==== Provided material

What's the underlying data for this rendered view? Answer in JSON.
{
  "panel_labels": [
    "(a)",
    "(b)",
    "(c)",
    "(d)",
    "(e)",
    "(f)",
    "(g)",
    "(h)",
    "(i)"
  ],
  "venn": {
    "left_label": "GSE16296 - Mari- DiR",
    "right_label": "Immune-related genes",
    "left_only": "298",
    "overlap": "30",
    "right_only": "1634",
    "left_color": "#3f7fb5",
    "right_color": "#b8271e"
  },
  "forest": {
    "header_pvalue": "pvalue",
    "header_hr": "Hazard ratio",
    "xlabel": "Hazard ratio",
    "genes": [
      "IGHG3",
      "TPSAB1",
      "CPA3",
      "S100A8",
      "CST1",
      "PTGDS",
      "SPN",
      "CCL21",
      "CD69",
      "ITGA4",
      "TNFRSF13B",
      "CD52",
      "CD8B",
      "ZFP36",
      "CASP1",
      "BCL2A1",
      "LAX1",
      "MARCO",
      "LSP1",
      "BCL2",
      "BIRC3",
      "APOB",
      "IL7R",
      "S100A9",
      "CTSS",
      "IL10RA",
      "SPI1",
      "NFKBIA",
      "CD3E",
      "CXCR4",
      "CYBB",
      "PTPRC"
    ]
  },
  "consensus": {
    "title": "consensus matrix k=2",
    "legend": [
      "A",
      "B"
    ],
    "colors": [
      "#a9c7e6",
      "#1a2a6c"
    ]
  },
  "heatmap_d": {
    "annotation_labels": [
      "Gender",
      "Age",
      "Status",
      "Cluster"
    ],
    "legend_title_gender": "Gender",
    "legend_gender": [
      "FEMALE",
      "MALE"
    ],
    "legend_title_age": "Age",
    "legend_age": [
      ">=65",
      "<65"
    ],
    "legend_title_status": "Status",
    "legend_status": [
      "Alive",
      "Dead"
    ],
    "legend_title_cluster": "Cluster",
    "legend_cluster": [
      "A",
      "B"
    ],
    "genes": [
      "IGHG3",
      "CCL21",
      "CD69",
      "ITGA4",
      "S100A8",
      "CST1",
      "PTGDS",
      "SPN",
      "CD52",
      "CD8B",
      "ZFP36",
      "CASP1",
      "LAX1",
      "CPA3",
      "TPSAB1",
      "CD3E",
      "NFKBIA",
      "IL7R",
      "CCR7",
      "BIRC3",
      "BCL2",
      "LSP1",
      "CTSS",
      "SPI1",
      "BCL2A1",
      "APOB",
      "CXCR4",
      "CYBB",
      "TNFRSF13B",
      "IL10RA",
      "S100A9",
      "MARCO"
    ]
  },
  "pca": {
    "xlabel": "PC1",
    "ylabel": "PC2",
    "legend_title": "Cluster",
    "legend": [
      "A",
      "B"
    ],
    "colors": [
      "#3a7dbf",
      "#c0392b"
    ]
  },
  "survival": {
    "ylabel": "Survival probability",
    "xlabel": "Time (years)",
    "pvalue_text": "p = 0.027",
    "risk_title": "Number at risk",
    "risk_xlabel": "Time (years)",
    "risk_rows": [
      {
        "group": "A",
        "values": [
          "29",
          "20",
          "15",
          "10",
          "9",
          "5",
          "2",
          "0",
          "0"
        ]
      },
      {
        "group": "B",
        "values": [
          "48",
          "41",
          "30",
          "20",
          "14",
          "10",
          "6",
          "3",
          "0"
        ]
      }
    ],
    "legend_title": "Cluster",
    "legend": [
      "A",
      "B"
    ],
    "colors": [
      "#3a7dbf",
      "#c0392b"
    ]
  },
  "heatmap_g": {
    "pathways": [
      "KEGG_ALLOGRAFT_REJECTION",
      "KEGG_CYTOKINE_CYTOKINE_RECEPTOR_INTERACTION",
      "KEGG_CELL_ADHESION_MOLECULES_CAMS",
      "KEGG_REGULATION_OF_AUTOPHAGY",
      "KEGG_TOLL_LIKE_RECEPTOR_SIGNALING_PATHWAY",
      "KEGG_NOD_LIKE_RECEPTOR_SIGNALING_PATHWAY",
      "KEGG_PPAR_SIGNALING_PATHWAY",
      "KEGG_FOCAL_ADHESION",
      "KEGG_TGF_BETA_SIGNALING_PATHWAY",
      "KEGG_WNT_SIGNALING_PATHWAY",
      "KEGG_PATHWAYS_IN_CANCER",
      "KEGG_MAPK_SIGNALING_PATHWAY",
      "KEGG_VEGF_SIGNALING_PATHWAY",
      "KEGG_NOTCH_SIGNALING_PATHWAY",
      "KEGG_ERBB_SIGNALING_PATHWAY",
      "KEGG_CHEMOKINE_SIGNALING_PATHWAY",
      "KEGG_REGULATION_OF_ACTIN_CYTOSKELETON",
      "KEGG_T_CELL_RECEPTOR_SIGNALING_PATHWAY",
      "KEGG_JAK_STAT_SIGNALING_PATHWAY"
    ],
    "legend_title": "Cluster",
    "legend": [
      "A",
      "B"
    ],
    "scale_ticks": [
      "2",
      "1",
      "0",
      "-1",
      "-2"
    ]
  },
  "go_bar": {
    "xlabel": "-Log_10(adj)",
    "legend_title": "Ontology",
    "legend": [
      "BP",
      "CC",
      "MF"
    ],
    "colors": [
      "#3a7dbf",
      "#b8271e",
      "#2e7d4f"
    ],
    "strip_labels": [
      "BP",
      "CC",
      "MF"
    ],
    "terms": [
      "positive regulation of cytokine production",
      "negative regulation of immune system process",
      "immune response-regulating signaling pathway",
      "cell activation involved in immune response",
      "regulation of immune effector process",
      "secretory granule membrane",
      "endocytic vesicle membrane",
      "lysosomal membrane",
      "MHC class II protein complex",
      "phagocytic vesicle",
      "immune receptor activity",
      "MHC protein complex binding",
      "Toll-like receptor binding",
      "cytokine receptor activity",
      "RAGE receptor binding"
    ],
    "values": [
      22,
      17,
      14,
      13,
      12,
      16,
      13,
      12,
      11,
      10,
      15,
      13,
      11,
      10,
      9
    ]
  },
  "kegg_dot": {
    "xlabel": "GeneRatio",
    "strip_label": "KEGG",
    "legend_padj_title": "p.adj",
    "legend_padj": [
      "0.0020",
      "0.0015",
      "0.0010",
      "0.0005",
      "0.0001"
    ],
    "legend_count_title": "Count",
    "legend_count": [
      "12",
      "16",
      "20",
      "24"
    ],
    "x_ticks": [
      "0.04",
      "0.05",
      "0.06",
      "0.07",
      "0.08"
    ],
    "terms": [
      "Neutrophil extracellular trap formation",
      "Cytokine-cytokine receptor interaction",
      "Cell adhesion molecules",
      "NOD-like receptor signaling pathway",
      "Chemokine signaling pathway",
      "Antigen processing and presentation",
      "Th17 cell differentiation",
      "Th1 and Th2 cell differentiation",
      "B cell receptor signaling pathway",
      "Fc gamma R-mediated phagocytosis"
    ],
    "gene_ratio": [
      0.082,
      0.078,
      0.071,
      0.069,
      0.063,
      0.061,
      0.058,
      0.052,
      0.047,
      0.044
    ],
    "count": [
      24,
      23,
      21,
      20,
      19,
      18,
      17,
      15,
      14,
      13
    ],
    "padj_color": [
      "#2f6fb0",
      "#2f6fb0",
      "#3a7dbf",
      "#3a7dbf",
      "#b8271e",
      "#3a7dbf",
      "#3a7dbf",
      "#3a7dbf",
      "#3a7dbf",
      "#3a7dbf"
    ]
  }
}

========

§ What to work on: Transcribe the material exactly as it reads.

§ Reply to the exercise:
What's the underlying data for this rendered view? Answer in JSON.
{
  "panel_labels": [
    "(a)",
    "(b)",
    "(c)",
    "(d)",
    "(e)",
    "(f)",
    "(g)",
    "(h)",
    "(i)"
  ],
  "venn": {
    "left_label": "GSE16296 - Mari- DiR",
    "right_label": "Immune-related genes",
    "left_only": "298",
    "overlap": "30",
    "right_only": "1634",
    "left_color": "#3f7fb5",
    "right_color": "#b8271e"
  },
  "forest": {
    "header_pvalue": "pvalue",
    "header_hr": "Hazard ratio",
    "xlabel": "Hazard ratio",
    "genes": [
      "IGHG3",
      "TPSAB1",
      "CPA3",
      "S100A8",
      "CST1",
      "PTGDS",
      "SPN",
      "CCL21",
      "CD69",
      "ITGA4",
      "TNFRSF13B",
      "CD52",
      "CD8B",
      "ZFP36",
      "CASP1",
      "BCL2A1",
      "LAX1",
      "MARCO",
      "LSP1",
      "BCL2",
      "BIRC3",
      "APOB",
      "IL7R",
      "S100A9",
      "CTSS",
      "IL10RA",
      "SPI1",
      "NFKBIA",
      "CD3E",
      "CXCR4",
      "CYBB",
      "PTPRC"
    ]
  },
  "consensus": {
    "title": "consensus matrix k=2",
    "legend": [
      "A",
      "B"
    ],
    "colors": [
      "#a9c7e6",
      "#1a2a6c"
    ]
  },
  "heatmap_d": {
    "annotation_labels": [
      "Gender",
      "Age",
      "Status",
      "Cluster"
    ],
    "legend_title_gender": "Gender",
    "legend_gender": [
      "FEMALE",
      "MALE"
    ],
    "legend_title_age": "Age",
    "legend_age": [
      ">=65",
      "<65"
    ],
    "legend_title_status": "Status",
    "legend_status": [
      "Alive",
      "Dead"
    ],
    "legend_title_cluster": "Cluster",
    "legend_cluster": [
      "A",
      "B"
    ],
    "genes": [
      "IGHG3",
      "CCL21",
      "CD69",
      "ITGA4",
      "S100A8",
      "CST1",
      "PTGDS",
      "SPN",
      "CD52",
      "CD8B",
      "ZFP36",
      "CASP1",
      "LAX1",
      "CPA3",
      "TPSAB1",
      "CD3E",
      "NFKBIA",
      "IL7R",
      "CCR7",
      "BIRC3",
      "BCL2",
      "LSP1",
      "CTSS",
      "SPI1",
      "BCL2A1",
      "APOB",
      "CXCR4",
      "CYBB",
      "TNFRSF13B",
      "IL10RA",
      "S100A9",
      "MARCO"
    ]
  },
  "pca": {
    "xlabel": "PC1",
    "ylabel": "PC2",
    "legend_title": "Cluster",
    "legend": [
      "A",
      "B"
    ],
    "colors": [
      "#3a7dbf",
      "#c0392b"
    ]
  },
  "survival": {
    "ylabel": "Survival probability",
    "xlabel": "Time (years)",
    "pvalue_text": "p = 0.027",
    "risk_title": "Number at risk",
    "risk_xlabel": "Time (years)",
    "risk_rows": [
      {
        "group": "A",
        "values": [
          "29",
          "20",
          "15",
          "10",
          "9",
          "5",
          "2",
          "0",
          "0"
        ]
      },
      {
        "group": "B",
        "values": [
          "48",
          "41",
          "30",
          "20",
          "14",
          "10",
          "6",
          "3",
          "0"
        ]
      }
    ],
    "legend_title": "Cluster",
    "legend": [
      "A",
      "B"
    ],
    "colors": [
      "#3a7dbf",
      "#c0392b"
    ]
  },
  "heatmap_g": {
    "pathways": [
      "KEGG_ALLOGRAFT_REJECTION",
      "KEGG_CYTOKINE_CYTOKINE_RECEPTOR_INTERACTION",
      "KEGG_CELL_ADHESION_MOLECULES_CAMS",
      "KEGG_REGULATION_OF_AUTOPHAGY",
      "KEGG_TOLL_LIKE_RECEPTOR_SIGNALING_PATHWAY",
      "KEGG_NOD_LIKE_RECEPTOR_SIGNALING_PATHWAY",
      "KEGG_PPAR_SIGNALING_PATHWAY",
      "KEGG_FOCAL_ADHESION",
      "KEGG_TGF_BETA_SIGNALING_PATHWAY",
      "KEGG_WNT_SIGNALING_PATHWAY",
      "KEGG_PATHWAYS_IN_CANCER",
      "KEGG_MAPK_SIGNALING_PATHWAY",
      "KEGG_VEGF_SIGNALING_PATHWAY",
      "KEGG_NOTCH_SIGNALING_PATHWAY",
      "KEGG_ERBB_SIGNALING_PATHWAY",
      "KEGG_CHEMOKINE_SIGNALING_PATHWAY",
      "KEGG_REGULATION_OF_ACTIN_CYTOSKELETON",
      "KEGG_T_CELL_RECEPTOR_SIGNALING_PATHWAY",
      "KEGG_JAK_STAT_SIGNALING_PATHWAY"
    ],
    "legend_title": "Cluster",
    "legend": [
      "A",
      "B"
    ],
    "scale_ticks": [
      "2",
      "1",
      "0",
      "-1",
      "-2"
    ]
  },
  "go_bar": {
    "xlabel": "-Log_10(adj)",
    "legend_title": "Ontology",
    "legend": [
      "BP",
      "CC",
      "MF"
    ],
    "colors": [
      "#3a7dbf",
      "#b8271e",
      "#2e7d4f"
    ],
    "strip_labels": [
      "BP",
      "CC",
      "MF"
    ],
    "terms": [
      "positive regulation of cytokine production",
      "negative regulation of immune system process",
      "immune response-regulating signaling pathway",
      "cell activation involved in immune response",
      "regulation of immune effector process",
      "secretory granule membrane",
      "endocytic vesicle membrane",
      "lysosomal membrane",
      "MHC class II protein complex",
      "phagocytic vesicle",
      "immune receptor activity",
      "MHC protein complex binding",
      "Toll-like receptor binding",
      "cytokine receptor activity",
      "RAGE receptor binding"
    ],
    "values": [
      22,
      17,
      14,
      13,
      12,
      16,
      13,
      12,
      11,
      10,
      15,
      13,
      11,
      10,
      9
    ]
  },
  "kegg_dot": {
    "xlabel": "GeneRatio",
    "strip_label": "KEGG",
    "legend_padj_title": "p.adj",
    "legend_padj": [
      "0.0020",
      "0.0015",
      "0.0010",
      "0.0005",
      "0.0001"
    ],
    "legend_count_title": "Count",
    "legend_count": [
      "12",
      "16",
      "20",
      "24"
    ],
    "x_ticks": [
      "0.04",
      "0.05",
      "0.06",
      "0.07",
      "0.08"
    ],
    "terms": [
      "Neutrophil extracellular trap formation",
      "Cytokine-cytokine receptor interaction",
      "Cell adhesion molecules",
      "NOD-like receptor signaling pathway",
      "Chemokine signaling pathway",
      "Antigen processing and presentation",
      "Th17 cell differentiation",
      "Th1 and Th2 cell differentiation",
      "B cell receptor signaling pathway",
      "Fc gamma R-mediated phagocytosis"
    ],
    "gene_ratio": [
      0.082,
      0.078,
      0.071,
      0.069,
      0.063,
      0.061,
      0.058,
      0.052,
      0.047,
      0.044
    ],
    "count": [
      24,
      23,
      21,
      20,
      19,
      18,
      17,
      15,
      14,
      13
    ],
    "padj_color": [
      "#2f6fb0",
      "#2f6fb0",
      "#3a7dbf",
      "#3a7dbf",
      "#b8271e",
      "#3a7dbf",
      "#3a7dbf",
      "#3a7dbf",
      "#3a7dbf",
      "#3a7dbf"
    ]
  }
}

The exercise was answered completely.